- _Exercise goal_: Identify every line in the records below that contains the word "this", and copy each of those lines.

- _Material provided_:
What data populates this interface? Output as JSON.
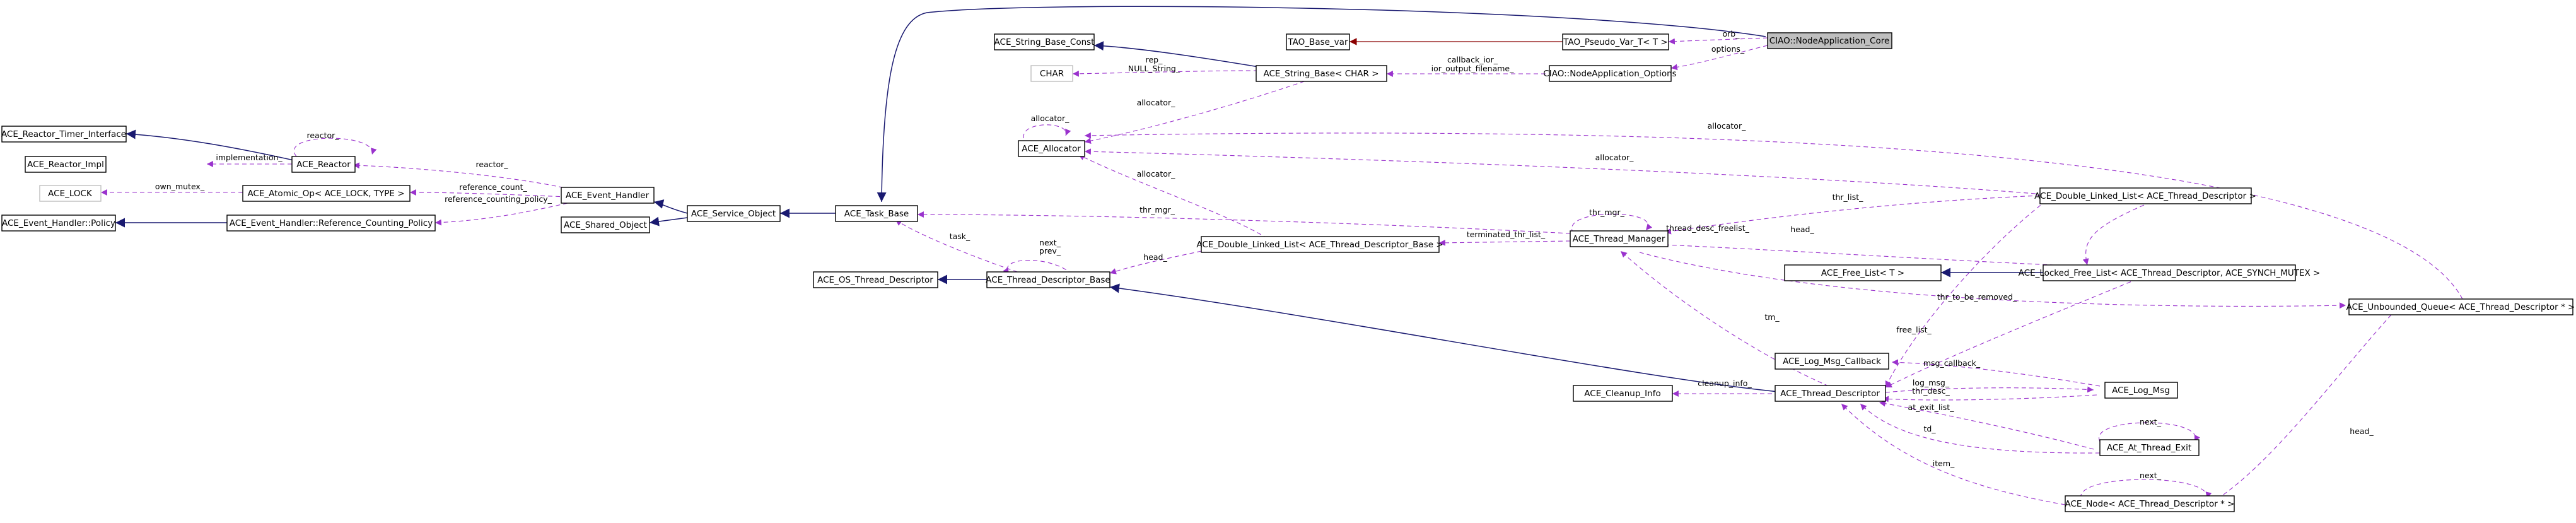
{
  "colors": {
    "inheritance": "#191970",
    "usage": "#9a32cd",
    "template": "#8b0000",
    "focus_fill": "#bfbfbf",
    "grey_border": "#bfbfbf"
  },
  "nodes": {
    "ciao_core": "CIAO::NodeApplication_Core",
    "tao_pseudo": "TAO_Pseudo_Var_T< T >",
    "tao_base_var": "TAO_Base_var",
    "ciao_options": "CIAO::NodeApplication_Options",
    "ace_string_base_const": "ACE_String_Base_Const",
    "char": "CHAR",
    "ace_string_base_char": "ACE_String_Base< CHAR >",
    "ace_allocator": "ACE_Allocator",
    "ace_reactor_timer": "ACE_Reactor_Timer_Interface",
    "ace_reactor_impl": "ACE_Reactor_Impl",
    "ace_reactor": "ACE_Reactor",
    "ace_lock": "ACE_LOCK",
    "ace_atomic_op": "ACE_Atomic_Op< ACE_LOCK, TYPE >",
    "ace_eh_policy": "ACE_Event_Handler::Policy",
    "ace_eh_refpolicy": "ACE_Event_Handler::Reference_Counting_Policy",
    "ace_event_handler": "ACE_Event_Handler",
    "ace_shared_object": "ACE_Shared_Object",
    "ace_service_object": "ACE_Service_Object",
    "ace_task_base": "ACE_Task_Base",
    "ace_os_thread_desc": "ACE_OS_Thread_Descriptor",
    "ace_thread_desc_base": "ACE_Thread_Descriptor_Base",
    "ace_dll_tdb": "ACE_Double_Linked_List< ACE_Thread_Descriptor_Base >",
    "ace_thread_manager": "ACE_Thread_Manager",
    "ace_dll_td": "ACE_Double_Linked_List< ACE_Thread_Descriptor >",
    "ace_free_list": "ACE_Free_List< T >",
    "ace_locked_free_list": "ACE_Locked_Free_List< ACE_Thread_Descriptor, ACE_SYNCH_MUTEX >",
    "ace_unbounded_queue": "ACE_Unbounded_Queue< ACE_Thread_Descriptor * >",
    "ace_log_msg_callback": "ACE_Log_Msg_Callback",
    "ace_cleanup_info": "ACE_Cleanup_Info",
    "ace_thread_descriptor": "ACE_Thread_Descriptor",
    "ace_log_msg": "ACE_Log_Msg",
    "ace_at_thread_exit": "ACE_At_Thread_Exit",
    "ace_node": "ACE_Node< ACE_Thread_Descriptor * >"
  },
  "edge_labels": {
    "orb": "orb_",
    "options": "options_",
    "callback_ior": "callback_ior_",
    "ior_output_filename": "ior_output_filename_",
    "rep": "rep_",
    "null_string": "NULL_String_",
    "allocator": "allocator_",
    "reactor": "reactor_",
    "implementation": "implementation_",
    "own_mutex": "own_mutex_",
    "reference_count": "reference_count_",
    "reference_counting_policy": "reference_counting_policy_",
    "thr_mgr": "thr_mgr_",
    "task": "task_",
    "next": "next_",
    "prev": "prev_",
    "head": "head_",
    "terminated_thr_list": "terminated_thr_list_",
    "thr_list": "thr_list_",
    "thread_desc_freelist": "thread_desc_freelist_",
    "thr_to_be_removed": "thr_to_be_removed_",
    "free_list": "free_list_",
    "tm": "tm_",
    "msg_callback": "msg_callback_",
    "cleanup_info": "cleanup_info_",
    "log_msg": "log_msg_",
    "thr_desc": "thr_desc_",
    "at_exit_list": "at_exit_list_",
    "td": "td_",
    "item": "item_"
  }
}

==

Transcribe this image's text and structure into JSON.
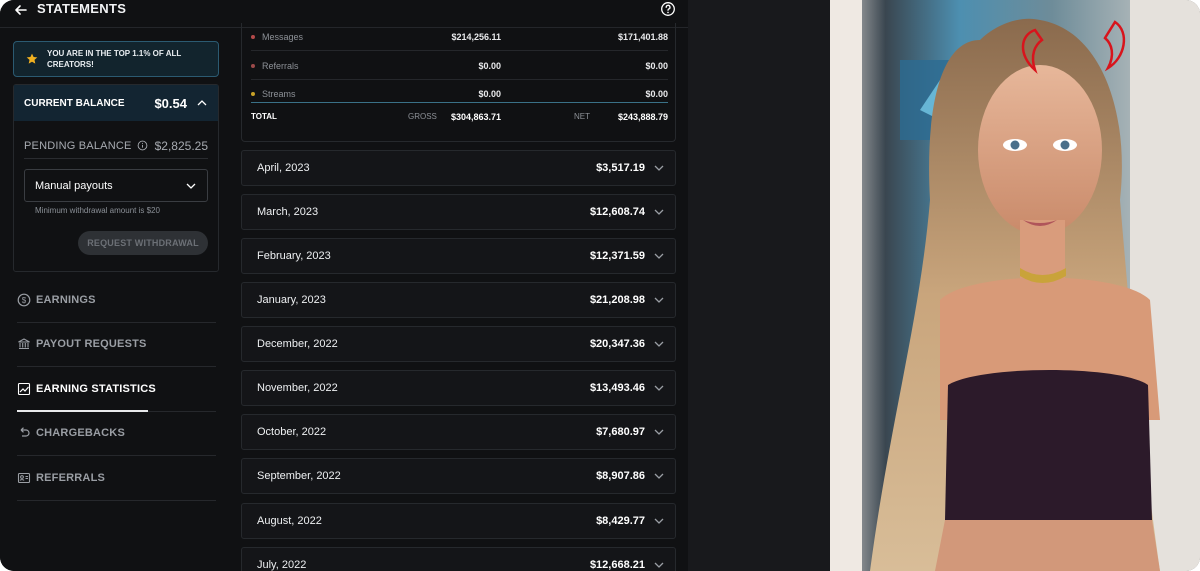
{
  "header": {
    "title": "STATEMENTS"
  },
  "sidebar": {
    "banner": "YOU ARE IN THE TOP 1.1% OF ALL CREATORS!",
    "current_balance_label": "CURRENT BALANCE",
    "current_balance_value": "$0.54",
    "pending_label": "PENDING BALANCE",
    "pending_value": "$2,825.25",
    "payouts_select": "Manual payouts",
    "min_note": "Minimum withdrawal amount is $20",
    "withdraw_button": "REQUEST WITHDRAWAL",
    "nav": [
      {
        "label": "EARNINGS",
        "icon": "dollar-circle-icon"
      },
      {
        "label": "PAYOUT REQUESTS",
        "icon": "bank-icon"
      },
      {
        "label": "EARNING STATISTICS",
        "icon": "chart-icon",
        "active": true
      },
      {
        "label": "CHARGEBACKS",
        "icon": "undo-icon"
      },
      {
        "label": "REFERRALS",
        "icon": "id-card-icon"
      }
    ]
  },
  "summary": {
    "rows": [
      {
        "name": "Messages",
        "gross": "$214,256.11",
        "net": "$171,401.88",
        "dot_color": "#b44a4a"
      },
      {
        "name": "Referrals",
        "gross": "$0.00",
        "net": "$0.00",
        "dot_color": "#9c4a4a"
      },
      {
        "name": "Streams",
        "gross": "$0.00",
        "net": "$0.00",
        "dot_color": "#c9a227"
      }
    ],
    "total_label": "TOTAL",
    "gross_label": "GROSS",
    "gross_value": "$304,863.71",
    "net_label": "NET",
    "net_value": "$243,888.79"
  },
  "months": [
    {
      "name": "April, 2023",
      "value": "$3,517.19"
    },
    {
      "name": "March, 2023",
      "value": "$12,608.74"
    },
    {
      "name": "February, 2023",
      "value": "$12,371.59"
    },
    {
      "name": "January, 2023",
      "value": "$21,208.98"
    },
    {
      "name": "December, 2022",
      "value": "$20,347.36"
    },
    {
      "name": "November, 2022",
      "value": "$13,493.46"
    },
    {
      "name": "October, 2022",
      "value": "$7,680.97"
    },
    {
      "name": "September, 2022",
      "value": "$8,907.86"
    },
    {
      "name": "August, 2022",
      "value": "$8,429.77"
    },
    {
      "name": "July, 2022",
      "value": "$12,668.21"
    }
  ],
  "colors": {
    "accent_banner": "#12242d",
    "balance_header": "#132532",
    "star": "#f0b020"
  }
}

- _Solved problem_:
What data populates this interface? Output as JSON.
Transcribe this image's text and structure into JSON.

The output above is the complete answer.